### PROVIDED ENTRIES ###

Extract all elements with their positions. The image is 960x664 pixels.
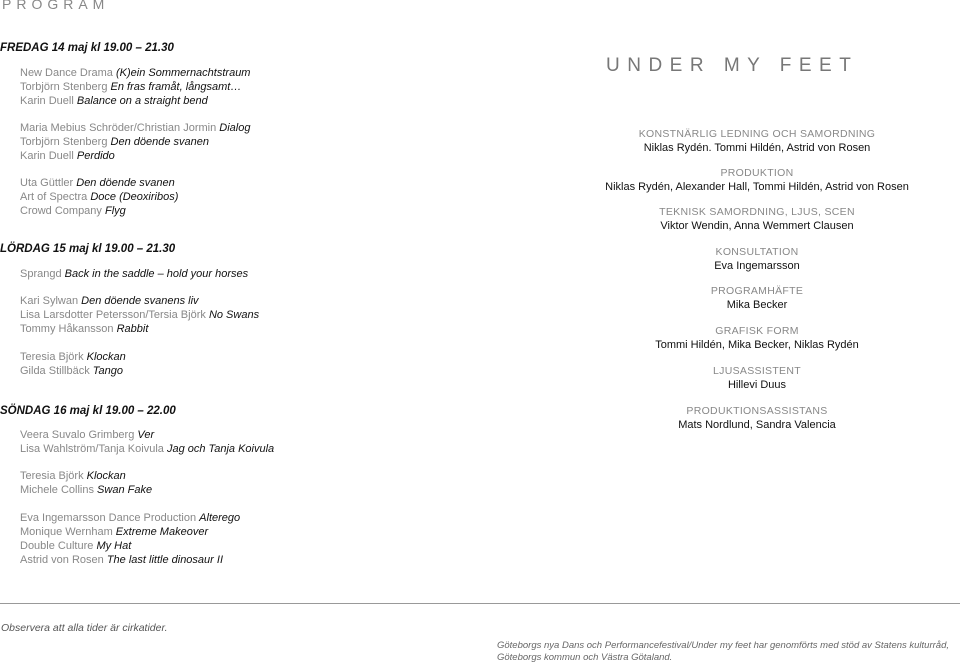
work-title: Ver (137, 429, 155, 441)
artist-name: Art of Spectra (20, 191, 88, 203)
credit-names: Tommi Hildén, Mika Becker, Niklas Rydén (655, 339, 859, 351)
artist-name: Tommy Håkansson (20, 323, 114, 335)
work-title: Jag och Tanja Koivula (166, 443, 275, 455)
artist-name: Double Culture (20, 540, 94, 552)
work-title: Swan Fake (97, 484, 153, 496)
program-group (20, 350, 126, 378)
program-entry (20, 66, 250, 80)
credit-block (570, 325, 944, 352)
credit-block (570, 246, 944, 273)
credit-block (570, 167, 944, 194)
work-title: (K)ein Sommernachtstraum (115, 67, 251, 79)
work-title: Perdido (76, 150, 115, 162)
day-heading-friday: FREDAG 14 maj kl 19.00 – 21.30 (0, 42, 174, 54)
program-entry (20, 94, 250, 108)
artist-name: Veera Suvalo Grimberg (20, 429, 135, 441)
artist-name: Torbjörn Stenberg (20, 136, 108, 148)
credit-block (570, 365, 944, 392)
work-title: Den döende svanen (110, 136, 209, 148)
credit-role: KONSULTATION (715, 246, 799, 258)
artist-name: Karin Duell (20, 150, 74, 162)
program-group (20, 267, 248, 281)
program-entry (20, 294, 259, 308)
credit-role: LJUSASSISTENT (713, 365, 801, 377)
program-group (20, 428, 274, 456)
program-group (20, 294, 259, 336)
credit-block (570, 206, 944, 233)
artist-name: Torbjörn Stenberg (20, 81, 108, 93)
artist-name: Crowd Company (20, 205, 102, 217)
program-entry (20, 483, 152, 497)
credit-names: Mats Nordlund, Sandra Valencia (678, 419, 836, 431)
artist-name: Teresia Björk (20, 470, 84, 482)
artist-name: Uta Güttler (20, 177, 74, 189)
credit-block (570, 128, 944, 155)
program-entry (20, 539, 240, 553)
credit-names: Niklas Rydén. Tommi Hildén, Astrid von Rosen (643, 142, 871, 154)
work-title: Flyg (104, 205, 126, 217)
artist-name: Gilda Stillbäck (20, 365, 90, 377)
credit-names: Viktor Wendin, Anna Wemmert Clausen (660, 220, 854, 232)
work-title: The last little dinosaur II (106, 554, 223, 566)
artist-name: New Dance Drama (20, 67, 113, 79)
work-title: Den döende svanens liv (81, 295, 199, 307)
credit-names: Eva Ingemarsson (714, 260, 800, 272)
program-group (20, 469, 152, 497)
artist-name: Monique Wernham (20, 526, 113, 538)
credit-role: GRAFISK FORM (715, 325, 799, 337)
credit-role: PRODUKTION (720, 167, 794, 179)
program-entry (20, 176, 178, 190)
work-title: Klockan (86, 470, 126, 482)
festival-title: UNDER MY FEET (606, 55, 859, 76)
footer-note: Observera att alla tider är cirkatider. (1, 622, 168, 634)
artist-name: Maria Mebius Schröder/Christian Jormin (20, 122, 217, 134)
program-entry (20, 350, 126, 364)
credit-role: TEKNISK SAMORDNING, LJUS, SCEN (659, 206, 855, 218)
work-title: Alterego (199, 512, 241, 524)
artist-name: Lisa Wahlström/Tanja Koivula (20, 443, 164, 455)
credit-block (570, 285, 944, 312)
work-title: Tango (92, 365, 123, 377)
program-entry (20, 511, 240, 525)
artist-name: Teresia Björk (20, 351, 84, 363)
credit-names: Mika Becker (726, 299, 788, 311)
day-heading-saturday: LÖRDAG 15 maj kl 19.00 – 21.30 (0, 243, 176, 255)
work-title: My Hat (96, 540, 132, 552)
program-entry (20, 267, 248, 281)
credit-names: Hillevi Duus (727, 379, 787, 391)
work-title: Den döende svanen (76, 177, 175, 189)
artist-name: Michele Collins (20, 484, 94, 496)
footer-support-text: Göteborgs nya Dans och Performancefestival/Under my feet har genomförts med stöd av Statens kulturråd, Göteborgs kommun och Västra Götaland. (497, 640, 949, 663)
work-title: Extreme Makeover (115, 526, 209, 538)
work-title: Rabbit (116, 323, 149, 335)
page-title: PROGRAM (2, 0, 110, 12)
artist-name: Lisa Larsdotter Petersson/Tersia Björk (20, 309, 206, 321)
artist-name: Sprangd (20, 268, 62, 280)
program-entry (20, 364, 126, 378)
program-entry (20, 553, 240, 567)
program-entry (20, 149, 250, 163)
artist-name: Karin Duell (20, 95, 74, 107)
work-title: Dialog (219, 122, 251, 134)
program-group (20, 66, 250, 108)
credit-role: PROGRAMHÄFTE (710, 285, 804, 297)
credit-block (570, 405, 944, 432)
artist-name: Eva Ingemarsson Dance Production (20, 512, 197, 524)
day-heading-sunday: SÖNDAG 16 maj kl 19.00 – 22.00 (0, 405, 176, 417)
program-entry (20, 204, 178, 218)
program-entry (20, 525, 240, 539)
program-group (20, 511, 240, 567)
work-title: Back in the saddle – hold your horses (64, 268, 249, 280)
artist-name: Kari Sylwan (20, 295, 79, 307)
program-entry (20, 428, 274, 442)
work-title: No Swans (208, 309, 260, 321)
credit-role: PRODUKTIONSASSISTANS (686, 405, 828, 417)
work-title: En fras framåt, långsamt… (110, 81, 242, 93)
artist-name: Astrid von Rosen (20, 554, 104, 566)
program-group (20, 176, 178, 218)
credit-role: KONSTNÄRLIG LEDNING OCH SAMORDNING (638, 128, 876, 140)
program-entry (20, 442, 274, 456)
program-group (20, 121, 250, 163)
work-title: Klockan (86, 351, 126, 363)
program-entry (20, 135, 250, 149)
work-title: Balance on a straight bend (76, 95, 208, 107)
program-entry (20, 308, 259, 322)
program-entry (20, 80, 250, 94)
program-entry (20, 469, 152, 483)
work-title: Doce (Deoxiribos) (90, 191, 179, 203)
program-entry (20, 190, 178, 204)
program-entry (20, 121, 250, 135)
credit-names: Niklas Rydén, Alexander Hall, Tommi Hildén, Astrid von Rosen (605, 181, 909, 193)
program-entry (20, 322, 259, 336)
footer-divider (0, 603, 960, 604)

###
### PROVIDED ENTRIES ###

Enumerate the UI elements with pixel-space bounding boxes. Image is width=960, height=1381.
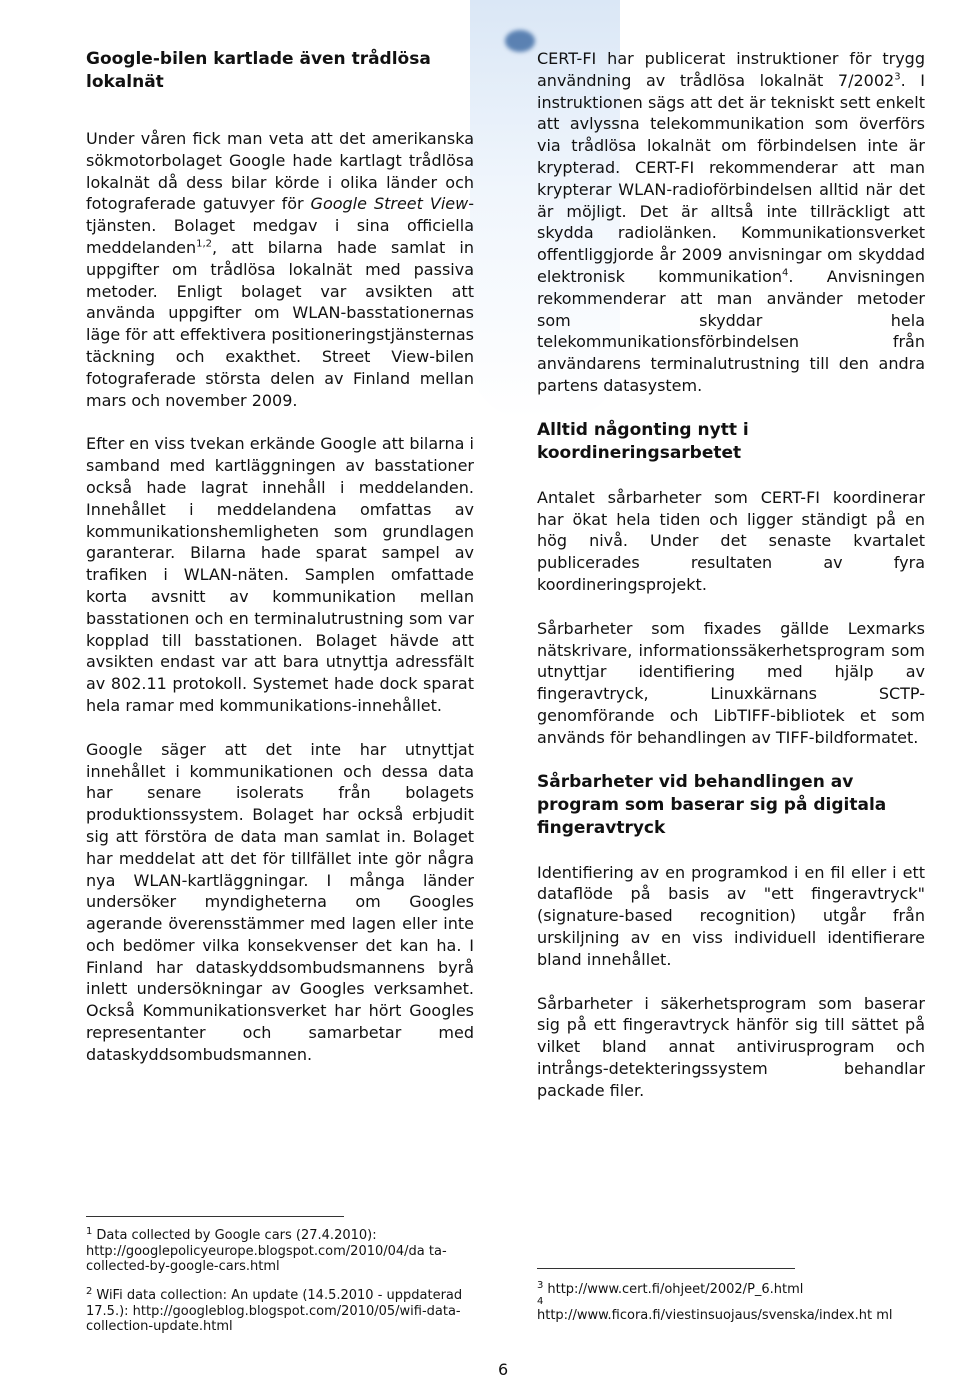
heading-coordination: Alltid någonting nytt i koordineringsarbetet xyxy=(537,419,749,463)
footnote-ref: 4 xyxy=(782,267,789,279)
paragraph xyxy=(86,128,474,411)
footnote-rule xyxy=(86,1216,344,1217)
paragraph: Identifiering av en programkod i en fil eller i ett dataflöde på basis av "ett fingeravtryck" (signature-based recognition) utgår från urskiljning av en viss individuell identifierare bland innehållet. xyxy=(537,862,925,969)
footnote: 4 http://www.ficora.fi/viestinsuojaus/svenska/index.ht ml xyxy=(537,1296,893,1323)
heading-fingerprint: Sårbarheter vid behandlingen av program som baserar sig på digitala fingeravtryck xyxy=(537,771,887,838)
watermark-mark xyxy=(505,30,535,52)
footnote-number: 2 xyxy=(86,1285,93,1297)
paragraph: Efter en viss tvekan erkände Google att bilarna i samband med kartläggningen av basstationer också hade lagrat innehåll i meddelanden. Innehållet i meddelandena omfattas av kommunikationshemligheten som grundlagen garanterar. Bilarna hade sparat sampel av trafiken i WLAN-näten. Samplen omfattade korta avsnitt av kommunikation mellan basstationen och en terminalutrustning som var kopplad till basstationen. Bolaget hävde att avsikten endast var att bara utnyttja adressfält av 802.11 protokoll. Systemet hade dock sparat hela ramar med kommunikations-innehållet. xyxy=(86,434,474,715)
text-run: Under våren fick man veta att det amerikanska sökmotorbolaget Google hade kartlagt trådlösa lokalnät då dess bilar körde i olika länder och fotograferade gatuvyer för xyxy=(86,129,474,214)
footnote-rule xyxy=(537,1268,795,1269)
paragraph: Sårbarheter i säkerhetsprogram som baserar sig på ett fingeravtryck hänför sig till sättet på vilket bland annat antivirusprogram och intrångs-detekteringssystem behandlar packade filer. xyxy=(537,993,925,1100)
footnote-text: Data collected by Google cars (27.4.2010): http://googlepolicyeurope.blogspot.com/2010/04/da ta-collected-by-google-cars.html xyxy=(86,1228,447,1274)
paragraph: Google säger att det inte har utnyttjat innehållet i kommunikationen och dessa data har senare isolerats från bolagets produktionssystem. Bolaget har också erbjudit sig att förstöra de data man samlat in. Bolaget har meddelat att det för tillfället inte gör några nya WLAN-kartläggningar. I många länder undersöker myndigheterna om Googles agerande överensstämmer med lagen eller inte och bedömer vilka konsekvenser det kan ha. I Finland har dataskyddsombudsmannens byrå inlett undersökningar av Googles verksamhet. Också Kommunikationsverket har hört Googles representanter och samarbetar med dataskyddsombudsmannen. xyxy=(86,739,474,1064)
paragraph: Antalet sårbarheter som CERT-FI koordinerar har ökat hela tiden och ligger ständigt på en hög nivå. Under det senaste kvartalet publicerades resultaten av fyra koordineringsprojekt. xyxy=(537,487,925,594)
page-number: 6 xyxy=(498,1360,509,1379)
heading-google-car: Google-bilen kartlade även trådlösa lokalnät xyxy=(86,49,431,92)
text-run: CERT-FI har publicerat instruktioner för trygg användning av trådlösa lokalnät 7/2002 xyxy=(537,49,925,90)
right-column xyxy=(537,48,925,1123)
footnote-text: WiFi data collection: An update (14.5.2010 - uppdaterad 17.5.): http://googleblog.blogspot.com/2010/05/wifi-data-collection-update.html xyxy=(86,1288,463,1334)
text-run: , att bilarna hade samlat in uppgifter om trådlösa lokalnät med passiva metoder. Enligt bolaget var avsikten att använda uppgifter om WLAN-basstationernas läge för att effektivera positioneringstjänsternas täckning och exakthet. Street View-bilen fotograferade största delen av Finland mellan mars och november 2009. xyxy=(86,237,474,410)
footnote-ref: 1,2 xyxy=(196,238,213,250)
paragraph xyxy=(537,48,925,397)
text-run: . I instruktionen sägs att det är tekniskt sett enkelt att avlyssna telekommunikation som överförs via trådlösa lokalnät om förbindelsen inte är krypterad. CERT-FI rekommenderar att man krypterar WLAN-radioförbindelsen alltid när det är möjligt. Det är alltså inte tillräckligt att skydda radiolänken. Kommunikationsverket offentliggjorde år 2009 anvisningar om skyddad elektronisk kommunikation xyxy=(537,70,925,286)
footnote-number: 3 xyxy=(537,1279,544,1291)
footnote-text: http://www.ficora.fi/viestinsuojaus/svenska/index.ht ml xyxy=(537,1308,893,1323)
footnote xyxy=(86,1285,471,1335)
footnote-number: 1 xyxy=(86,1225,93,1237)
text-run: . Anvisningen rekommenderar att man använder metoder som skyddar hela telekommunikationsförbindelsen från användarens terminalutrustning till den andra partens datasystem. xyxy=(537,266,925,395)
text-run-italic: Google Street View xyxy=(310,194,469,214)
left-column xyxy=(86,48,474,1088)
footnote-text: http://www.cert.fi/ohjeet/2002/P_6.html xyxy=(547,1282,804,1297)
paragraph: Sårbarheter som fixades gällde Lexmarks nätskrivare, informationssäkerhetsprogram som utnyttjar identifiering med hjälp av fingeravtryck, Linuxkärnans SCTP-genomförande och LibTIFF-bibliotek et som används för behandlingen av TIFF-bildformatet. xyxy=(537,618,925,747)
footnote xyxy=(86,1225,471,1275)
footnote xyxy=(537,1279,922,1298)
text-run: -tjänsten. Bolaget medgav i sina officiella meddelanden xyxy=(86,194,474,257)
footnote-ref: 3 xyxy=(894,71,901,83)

###

WHAT THE EXERCISE ASKS →
Could you copy every line in the records that holds "fingeravtryck"?

TASK OUTPUT →
paragraph: Identifiering av en programkod i en fil eller i ett dataflöde på basis av "ett fingeravtryck" (signature-based recognition) utgår från urskiljning av en viss individuell identifierare bland innehållet. xyxy=(537,862,925,969)
heading-fingerprint: Sårbarheter vid behandlingen av program som baserar sig på digitala fingeravtryck xyxy=(537,771,887,838)
paragraph: Sårbarheter i säkerhetsprogram som baserar sig på ett fingeravtryck hänför sig till sättet på vilket bland annat antivirusprogram och intrångs-detekteringssystem behandlar packade filer. xyxy=(537,993,925,1100)
paragraph: Sårbarheter som fixades gällde Lexmarks nätskrivare, informationssäkerhetsprogram som utnyttjar identifiering med hjälp av fingeravtryck, Linuxkärnans SCTP-genomförande och LibTIFF-bibliotek et som används för behandlingen av TIFF-bildformatet. xyxy=(537,618,925,747)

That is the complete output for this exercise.